Items from a data source:
_ _ _ _ _

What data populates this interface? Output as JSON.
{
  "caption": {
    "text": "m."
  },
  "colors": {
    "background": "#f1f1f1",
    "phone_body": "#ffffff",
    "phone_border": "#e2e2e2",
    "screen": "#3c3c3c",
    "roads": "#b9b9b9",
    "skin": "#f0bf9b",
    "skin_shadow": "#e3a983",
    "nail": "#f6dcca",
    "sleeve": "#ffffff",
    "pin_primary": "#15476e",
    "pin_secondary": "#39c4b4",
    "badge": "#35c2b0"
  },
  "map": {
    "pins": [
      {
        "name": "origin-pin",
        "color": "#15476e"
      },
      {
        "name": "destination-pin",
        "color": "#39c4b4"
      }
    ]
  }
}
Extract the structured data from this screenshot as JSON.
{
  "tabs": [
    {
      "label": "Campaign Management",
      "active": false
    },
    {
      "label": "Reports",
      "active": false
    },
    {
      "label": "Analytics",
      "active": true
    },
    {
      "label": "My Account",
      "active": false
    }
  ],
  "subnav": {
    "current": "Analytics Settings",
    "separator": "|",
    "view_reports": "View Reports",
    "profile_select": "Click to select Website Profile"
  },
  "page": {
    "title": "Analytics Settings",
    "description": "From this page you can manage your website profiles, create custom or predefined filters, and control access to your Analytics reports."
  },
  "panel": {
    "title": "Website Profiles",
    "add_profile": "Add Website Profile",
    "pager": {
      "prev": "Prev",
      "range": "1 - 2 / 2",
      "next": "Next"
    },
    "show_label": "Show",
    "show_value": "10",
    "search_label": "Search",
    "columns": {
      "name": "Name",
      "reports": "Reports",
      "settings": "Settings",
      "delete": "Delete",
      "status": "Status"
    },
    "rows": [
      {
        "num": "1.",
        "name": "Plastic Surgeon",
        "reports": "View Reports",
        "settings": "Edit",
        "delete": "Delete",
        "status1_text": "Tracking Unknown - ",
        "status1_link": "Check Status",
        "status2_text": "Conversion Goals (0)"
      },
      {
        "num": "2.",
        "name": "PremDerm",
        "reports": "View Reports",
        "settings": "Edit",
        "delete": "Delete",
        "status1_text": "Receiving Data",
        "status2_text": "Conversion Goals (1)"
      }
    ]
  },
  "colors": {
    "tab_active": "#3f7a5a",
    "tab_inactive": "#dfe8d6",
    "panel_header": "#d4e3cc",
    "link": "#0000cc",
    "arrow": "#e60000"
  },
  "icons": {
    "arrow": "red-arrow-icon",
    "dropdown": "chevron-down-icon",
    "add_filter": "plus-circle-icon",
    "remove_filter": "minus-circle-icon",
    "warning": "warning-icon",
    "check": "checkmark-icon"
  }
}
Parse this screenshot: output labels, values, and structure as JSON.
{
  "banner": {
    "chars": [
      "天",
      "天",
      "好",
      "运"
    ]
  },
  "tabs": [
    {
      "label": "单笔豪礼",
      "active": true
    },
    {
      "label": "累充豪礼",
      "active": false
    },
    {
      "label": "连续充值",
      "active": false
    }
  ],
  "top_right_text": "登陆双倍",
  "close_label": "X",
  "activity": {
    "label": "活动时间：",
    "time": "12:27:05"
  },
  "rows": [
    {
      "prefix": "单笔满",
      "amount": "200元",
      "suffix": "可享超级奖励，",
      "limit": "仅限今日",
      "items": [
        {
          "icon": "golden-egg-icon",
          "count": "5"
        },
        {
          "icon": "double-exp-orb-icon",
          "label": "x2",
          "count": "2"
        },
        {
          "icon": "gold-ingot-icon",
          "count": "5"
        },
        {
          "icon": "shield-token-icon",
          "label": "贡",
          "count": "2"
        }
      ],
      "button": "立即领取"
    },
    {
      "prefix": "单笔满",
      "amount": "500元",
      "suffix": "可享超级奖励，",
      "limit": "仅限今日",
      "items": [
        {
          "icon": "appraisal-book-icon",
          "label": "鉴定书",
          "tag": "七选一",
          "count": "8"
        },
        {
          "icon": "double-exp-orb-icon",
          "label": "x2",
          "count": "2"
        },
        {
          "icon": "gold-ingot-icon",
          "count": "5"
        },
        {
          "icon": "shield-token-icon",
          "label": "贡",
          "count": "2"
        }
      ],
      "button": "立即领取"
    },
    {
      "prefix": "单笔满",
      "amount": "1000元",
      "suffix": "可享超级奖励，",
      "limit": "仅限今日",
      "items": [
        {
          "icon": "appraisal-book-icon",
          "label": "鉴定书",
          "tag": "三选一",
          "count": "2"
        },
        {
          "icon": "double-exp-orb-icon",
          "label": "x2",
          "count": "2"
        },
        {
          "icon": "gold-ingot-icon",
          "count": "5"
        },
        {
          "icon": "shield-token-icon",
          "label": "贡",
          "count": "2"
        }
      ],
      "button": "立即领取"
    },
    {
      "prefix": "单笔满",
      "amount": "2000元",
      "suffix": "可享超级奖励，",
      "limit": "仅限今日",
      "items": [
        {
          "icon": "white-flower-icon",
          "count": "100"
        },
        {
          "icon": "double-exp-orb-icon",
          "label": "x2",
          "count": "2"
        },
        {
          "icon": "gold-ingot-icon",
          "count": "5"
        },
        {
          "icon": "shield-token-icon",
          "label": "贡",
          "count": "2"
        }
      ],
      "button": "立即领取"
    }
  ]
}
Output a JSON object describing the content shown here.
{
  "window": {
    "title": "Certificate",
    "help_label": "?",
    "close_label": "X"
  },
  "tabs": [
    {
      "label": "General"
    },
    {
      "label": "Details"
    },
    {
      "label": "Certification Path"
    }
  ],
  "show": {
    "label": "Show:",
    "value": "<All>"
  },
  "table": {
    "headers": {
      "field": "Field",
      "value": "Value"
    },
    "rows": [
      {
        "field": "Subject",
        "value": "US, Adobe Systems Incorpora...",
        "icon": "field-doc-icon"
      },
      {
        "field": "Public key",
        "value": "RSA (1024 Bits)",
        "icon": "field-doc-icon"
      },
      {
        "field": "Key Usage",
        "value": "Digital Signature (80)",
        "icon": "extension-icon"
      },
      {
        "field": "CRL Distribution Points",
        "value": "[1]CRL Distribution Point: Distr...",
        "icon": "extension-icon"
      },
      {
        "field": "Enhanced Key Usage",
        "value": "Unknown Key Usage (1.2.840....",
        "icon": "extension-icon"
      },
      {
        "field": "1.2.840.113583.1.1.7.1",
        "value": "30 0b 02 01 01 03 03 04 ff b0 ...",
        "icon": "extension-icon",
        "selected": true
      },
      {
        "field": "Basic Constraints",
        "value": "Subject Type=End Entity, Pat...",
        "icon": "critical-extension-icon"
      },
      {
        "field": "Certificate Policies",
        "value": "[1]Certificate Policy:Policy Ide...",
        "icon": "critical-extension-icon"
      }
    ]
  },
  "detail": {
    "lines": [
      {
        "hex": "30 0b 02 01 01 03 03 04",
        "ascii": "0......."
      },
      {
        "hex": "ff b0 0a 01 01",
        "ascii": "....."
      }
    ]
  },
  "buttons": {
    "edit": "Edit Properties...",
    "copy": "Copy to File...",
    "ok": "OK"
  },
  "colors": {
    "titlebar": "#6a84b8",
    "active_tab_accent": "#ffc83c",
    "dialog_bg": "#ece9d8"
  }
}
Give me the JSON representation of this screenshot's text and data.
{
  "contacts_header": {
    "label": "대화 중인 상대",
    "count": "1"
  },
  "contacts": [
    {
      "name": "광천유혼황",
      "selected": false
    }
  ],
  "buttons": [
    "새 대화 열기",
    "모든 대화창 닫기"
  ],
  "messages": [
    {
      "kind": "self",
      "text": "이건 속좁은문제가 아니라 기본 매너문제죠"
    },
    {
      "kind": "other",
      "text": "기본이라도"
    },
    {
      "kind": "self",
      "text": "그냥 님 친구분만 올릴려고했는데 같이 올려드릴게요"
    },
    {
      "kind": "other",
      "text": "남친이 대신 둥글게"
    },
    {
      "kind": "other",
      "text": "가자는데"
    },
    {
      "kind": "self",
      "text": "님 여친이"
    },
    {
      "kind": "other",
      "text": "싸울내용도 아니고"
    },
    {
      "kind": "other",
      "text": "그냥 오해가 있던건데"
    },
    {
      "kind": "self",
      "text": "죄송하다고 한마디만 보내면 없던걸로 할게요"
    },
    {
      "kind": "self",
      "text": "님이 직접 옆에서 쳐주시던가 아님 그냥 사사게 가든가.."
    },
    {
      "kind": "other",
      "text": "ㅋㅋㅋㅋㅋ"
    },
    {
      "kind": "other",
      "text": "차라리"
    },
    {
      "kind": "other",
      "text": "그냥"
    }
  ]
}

_ _ _ _ _

▶ **Your objective**:
Quote the line that contains "Give me the" and each line after it through the end of the data, exactly, leaving out everything else.

▶ **Complete output**:
Give me the JSON representation of this screenshot's text and data.
{
  "contacts_header": {
    "label": "대화 중인 상대",
    "count": "1"
  },
  "contacts": [
    {
      "name": "광천유혼황",
      "selected": false
    }
  ],
  "buttons": [
    "새 대화 열기",
    "모든 대화창 닫기"
  ],
  "messages": [
    {
      "kind": "self",
      "text": "이건 속좁은문제가 아니라 기본 매너문제죠"
    },
    {
      "kind": "other",
      "text": "기본이라도"
    },
    {
      "kind": "self",
      "text": "그냥 님 친구분만 올릴려고했는데 같이 올려드릴게요"
    },
    {
      "kind": "other",
      "text": "남친이 대신 둥글게"
    },
    {
      "kind": "other",
      "text": "가자는데"
    },
    {
      "kind": "self",
      "text": "님 여친이"
    },
    {
      "kind": "other",
      "text": "싸울내용도 아니고"
    },
    {
      "kind": "other",
      "text": "그냥 오해가 있던건데"
    },
    {
      "kind": "self",
      "text": "죄송하다고 한마디만 보내면 없던걸로 할게요"
    },
    {
      "kind": "self",
      "text": "님이 직접 옆에서 쳐주시던가 아님 그냥 사사게 가든가.."
    },
    {
      "kind": "other",
      "text": "ㅋㅋㅋㅋㅋ"
    },
    {
      "kind": "other",
      "text": "차라리"
    },
    {
      "kind": "other",
      "text": "그냥"
    }
  ]
}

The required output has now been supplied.